_Records for processing_
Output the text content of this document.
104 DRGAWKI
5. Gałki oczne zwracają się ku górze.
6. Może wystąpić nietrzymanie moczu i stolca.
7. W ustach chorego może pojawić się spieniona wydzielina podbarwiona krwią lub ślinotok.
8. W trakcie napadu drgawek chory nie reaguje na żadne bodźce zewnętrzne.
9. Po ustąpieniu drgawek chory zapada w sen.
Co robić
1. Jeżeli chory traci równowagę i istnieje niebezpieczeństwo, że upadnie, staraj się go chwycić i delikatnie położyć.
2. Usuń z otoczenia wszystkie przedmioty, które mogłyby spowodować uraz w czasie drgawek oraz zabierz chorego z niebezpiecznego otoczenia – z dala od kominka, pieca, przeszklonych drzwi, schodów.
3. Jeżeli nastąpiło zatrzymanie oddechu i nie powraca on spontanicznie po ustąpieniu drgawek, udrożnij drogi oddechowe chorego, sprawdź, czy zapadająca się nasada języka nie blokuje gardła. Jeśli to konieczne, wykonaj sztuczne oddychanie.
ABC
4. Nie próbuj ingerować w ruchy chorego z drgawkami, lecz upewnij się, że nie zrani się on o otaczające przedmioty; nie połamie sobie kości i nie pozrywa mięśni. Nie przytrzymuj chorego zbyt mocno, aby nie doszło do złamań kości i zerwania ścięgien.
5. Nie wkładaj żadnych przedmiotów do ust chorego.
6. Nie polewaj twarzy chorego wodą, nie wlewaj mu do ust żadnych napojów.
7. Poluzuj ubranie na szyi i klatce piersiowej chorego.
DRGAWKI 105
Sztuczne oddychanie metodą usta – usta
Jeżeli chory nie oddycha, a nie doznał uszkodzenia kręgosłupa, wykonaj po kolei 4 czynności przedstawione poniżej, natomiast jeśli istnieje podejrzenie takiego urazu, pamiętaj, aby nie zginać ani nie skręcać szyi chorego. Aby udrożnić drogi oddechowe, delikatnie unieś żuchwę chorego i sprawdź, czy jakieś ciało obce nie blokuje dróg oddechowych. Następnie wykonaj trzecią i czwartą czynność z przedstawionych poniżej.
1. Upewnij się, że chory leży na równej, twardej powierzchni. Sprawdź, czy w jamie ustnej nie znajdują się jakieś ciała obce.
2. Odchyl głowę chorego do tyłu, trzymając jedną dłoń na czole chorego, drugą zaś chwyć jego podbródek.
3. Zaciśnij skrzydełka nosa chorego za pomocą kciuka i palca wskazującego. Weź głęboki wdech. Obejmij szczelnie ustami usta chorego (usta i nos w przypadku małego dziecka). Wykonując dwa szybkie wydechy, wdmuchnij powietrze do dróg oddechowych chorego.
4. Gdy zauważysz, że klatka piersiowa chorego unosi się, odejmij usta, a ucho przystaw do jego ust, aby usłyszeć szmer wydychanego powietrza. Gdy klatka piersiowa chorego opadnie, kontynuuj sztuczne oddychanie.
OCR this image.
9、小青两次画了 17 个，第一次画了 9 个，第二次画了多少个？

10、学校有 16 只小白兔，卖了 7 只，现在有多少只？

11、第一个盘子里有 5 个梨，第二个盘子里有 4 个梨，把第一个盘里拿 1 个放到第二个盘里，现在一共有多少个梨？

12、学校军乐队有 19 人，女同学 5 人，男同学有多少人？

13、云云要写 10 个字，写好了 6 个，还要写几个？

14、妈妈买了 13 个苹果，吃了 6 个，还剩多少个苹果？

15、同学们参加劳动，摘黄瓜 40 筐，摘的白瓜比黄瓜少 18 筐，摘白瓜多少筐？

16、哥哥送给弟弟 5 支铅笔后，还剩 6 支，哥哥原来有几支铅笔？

_Written exercise_
Please output the complete data exactly.

_Exercise response_
Output the text content of this document.
104 DRGAWKI
5. Gałki oczne zwracają się ku górze.
6. Może wystąpić nietrzymanie moczu i stolca.
7. W ustach chorego może pojawić się spieniona wydzielina podbarwiona krwią lub ślinotok.
8. W trakcie napadu drgawek chory nie reaguje na żadne bodźce zewnętrzne.
9. Po ustąpieniu drgawek chory zapada w sen.
Co robić
1. Jeżeli chory traci równowagę i istnieje niebezpieczeństwo, że upadnie, staraj się go chwycić i delikatnie położyć.
2. Usuń z otoczenia wszystkie przedmioty, które mogłyby spowodować uraz w czasie drgawek oraz zabierz chorego z niebezpiecznego otoczenia – z dala od kominka, pieca, przeszklonych drzwi, schodów.
3. Jeżeli nastąpiło zatrzymanie oddechu i nie powraca on spontanicznie po ustąpieniu drgawek, udrożnij drogi oddechowe chorego, sprawdź, czy zapadająca się nasada języka nie blokuje gardła. Jeśli to konieczne, wykonaj sztuczne oddychanie.
ABC
4. Nie próbuj ingerować w ruchy chorego z drgawkami, lecz upewnij się, że nie zrani się on o otaczające przedmioty; nie połamie sobie kości i nie pozrywa mięśni. Nie przytrzymuj chorego zbyt mocno, aby nie doszło do złamań kości i zerwania ścięgien.
5. Nie wkładaj żadnych przedmiotów do ust chorego.
6. Nie polewaj twarzy chorego wodą, nie wlewaj mu do ust żadnych napojów.
7. Poluzuj ubranie na szyi i klatce piersiowej chorego.
DRGAWKI 105
Sztuczne oddychanie metodą usta – usta
Jeżeli chory nie oddycha, a nie doznał uszkodzenia kręgosłupa, wykonaj po kolei 4 czynności przedstawione poniżej, natomiast jeśli istnieje podejrzenie takiego urazu, pamiętaj, aby nie zginać ani nie skręcać szyi chorego. Aby udrożnić drogi oddechowe, delikatnie unieś żuchwę chorego i sprawdź, czy jakieś ciało obce nie blokuje dróg oddechowych. Następnie wykonaj trzecią i czwartą czynność z przedstawionych poniżej.
1. Upewnij się, że chory leży na równej, twardej powierzchni. Sprawdź, czy w jamie ustnej nie znajdują się jakieś ciała obce.
2. Odchyl głowę chorego do tyłu, trzymając jedną dłoń na czole chorego, drugą zaś chwyć jego podbródek.
3. Zaciśnij skrzydełka nosa chorego za pomocą kciuka i palca wskazującego. Weź głęboki wdech. Obejmij szczelnie ustami usta chorego (usta i nos w przypadku małego dziecka). Wykonując dwa szybkie wydechy, wdmuchnij powietrze do dróg oddechowych chorego.
4. Gdy zauważysz, że klatka piersiowa chorego unosi się, odejmij usta, a ucho przystaw do jego ust, aby usłyszeć szmer wydychanego powietrza. Gdy klatka piersiowa chorego opadnie, kontynuuj sztuczne oddychanie.
OCR this image.
9、小青两次画了 17 个，第一次画了 9 个，第二次画了多少个？

10、学校有 16 只小白兔，卖了 7 只，现在有多少只？

11、第一个盘子里有 5 个梨，第二个盘子里有 4 个梨，把第一个盘里拿 1 个放到第二个盘里，现在一共有多少个梨？

12、学校军乐队有 19 人，女同学 5 人，男同学有多少人？

13、云云要写 10 个字，写好了 6 个，还要写几个？

14、妈妈买了 13 个苹果，吃了 6 个，还剩多少个苹果？

15、同学们参加劳动，摘黄瓜 40 筐，摘的白瓜比黄瓜少 18 筐，摘白瓜多少筐？

16、哥哥送给弟弟 5 支铅笔后，还剩 6 支，哥哥原来有几支铅笔？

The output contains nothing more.